Entries with figure data:
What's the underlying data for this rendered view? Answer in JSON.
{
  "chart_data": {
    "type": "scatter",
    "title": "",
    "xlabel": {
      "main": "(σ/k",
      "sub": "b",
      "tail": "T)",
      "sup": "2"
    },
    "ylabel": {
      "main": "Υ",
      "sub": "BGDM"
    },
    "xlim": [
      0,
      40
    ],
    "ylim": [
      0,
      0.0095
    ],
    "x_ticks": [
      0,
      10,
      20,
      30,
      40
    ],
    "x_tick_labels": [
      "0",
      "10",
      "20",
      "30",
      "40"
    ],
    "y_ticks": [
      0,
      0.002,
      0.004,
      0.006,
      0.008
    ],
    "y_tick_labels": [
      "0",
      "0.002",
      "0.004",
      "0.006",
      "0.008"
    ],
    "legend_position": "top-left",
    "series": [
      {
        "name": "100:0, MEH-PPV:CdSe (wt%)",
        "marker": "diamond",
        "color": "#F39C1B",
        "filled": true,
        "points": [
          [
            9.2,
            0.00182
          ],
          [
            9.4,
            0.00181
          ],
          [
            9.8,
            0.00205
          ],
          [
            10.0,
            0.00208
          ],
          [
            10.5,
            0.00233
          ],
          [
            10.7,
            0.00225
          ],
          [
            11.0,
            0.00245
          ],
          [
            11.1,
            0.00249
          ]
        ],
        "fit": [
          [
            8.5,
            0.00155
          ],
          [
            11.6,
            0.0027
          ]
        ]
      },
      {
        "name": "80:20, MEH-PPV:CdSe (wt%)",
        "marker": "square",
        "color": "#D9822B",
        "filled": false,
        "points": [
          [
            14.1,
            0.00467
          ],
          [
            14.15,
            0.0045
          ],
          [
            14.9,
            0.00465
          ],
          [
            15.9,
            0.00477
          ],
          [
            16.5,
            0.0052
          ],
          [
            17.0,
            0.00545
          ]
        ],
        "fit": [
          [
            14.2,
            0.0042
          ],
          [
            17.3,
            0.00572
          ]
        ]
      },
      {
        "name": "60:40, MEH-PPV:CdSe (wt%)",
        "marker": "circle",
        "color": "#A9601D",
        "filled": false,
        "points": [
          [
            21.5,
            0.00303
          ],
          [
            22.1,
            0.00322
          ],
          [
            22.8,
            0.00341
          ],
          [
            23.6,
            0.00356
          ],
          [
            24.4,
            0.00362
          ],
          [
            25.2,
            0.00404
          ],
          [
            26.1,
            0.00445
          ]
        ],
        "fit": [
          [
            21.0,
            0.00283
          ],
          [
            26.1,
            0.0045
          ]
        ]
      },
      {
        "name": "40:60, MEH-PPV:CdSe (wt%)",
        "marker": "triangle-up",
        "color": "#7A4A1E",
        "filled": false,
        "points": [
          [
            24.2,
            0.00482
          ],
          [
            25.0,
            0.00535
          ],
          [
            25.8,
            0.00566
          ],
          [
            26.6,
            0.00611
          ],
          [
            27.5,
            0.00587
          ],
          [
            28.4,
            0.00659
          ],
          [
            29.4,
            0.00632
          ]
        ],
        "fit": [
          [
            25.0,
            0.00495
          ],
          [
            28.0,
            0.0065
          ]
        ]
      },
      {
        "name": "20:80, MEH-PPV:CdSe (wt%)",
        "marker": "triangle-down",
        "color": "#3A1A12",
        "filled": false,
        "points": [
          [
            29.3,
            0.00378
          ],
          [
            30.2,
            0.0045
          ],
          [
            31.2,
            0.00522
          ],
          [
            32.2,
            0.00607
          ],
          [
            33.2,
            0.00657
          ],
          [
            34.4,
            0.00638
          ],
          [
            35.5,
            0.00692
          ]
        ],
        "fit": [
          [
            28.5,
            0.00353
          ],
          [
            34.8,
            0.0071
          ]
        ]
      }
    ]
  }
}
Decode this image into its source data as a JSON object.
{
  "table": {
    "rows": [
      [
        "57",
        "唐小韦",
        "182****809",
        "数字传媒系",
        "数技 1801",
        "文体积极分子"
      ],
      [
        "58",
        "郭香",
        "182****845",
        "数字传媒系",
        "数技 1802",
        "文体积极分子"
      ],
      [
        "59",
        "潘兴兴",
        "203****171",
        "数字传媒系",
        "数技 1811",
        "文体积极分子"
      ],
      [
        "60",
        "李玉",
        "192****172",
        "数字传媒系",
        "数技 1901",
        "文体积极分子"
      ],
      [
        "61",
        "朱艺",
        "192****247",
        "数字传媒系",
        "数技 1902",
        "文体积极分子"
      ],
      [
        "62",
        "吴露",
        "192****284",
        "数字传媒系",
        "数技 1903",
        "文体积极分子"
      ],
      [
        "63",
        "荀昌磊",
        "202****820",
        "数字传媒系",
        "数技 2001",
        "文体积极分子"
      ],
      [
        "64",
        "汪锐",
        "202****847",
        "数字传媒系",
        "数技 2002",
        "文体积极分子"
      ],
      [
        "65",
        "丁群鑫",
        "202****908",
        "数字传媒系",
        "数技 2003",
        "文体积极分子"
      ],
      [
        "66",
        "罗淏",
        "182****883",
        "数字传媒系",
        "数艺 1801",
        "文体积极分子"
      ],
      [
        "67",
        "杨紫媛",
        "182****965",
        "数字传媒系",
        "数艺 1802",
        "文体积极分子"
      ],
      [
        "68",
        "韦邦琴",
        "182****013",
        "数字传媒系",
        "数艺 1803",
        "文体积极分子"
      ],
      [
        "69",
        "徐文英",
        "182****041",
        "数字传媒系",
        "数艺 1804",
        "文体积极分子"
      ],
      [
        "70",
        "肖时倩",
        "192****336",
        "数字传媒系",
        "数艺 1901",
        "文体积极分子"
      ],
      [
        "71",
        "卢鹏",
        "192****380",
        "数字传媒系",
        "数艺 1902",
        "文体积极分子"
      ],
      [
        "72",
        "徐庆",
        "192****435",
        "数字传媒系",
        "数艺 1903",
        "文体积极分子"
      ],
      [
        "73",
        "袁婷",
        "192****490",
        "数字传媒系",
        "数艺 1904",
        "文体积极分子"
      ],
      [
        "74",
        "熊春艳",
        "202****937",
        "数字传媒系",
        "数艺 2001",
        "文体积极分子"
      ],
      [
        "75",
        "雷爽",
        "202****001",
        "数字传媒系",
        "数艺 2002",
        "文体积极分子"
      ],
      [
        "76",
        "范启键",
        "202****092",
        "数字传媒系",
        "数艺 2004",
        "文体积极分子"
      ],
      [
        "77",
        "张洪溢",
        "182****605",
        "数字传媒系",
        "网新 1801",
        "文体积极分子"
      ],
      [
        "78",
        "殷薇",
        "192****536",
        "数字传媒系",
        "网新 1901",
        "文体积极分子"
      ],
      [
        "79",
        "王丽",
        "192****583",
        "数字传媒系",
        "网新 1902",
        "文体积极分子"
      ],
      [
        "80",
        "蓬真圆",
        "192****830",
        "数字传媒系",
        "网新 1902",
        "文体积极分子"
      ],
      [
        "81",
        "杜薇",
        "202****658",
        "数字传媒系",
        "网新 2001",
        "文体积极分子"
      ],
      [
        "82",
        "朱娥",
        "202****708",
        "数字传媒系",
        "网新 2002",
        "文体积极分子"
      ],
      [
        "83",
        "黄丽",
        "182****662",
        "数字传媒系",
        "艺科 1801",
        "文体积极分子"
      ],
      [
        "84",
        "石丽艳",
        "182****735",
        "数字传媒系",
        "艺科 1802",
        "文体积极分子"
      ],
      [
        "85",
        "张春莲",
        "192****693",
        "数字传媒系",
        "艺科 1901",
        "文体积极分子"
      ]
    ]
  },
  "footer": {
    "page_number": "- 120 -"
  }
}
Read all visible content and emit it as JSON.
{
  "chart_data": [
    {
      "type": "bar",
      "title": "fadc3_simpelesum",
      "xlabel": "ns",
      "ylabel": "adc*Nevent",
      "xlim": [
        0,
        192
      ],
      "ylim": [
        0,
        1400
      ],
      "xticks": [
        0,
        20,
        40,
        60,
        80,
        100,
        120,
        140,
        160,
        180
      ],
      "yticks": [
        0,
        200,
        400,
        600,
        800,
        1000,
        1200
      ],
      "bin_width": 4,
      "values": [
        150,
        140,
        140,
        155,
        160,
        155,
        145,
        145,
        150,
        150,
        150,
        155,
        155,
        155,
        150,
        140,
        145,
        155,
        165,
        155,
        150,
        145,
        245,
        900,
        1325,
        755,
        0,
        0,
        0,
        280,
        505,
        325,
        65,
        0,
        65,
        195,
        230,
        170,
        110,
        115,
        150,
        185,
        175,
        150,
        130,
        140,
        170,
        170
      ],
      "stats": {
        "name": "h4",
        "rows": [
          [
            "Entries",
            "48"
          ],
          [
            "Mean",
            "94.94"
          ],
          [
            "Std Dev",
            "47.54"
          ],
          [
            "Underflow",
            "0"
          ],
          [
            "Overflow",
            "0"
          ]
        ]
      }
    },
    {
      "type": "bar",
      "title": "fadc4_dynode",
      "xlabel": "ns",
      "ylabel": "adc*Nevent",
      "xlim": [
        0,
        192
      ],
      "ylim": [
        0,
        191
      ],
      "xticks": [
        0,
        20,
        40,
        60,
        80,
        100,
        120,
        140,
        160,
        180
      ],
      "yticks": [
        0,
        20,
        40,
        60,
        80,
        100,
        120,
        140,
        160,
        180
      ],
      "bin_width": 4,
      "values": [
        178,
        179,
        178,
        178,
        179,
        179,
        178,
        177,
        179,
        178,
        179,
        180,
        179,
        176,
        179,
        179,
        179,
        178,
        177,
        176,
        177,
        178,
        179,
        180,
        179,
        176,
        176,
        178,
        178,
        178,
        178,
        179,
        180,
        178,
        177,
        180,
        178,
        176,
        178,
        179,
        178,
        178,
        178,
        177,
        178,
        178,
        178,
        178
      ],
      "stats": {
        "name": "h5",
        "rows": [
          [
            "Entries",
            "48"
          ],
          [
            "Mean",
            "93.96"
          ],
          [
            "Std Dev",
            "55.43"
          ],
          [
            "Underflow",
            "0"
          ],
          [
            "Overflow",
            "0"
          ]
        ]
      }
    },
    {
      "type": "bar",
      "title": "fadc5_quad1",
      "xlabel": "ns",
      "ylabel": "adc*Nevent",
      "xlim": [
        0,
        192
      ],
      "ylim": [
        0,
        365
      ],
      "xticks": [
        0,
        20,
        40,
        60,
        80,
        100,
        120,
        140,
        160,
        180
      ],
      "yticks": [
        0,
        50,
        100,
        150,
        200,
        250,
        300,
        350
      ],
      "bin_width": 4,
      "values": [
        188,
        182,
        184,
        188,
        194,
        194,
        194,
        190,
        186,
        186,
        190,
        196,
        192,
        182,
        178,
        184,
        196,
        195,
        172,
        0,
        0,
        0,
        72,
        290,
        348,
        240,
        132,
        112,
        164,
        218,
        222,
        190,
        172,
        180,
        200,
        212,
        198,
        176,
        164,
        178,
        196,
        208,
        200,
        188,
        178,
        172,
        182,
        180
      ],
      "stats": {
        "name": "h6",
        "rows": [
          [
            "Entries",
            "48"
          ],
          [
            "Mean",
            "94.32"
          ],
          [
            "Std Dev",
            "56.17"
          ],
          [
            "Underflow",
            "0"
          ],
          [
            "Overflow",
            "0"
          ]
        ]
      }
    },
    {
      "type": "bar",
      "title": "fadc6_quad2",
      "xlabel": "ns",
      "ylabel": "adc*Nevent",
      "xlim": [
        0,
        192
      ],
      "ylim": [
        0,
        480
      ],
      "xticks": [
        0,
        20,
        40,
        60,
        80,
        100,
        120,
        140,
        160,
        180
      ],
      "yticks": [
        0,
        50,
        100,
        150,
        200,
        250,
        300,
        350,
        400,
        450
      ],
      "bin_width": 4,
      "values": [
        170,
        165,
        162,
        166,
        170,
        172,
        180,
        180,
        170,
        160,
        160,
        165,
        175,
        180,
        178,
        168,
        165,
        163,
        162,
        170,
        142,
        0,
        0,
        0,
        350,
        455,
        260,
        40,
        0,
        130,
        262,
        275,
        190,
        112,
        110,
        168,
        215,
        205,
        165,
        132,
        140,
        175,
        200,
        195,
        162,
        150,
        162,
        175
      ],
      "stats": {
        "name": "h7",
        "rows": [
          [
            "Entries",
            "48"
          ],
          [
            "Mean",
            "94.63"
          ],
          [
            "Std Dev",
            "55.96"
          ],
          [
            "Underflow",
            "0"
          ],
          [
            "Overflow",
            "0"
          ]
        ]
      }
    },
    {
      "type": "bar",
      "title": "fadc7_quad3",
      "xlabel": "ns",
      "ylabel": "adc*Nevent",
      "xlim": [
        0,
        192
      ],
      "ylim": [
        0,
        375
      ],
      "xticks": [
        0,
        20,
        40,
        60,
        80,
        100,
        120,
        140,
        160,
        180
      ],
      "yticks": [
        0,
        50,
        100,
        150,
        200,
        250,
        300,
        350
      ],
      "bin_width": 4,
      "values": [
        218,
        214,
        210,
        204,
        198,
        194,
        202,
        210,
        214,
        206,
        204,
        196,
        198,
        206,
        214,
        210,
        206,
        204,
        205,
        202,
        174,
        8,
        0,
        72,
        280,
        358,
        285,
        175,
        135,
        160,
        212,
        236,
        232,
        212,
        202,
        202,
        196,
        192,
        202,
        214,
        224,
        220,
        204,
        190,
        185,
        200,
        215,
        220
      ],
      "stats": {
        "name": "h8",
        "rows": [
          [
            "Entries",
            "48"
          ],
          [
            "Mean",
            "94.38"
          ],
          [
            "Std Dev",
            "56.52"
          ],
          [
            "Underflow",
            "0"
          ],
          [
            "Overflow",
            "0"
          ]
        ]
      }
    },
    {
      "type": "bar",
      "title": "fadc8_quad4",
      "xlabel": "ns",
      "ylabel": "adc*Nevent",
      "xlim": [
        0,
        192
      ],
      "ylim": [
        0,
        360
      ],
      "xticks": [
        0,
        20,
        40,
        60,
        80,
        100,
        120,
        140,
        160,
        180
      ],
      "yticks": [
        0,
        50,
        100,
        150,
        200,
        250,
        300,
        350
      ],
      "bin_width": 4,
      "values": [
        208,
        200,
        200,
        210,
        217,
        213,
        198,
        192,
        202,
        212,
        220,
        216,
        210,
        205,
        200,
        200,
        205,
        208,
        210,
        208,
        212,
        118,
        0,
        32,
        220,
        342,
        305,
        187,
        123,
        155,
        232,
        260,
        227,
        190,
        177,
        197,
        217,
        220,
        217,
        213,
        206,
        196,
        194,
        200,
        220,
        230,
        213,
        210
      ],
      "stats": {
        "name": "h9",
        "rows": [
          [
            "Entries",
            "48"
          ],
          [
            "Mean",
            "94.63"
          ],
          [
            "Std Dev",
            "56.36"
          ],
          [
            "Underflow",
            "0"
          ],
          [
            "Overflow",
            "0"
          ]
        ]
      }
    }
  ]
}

_OBJECTIVE:_ Identify the lines in the entries that hold "JSON" and return each one.

_RESULT BELOW:_
What's the underlying data for this rendered view? Answer in JSON.
Decode this image into its source data as a JSON object.
Read all visible content and emit it as JSON.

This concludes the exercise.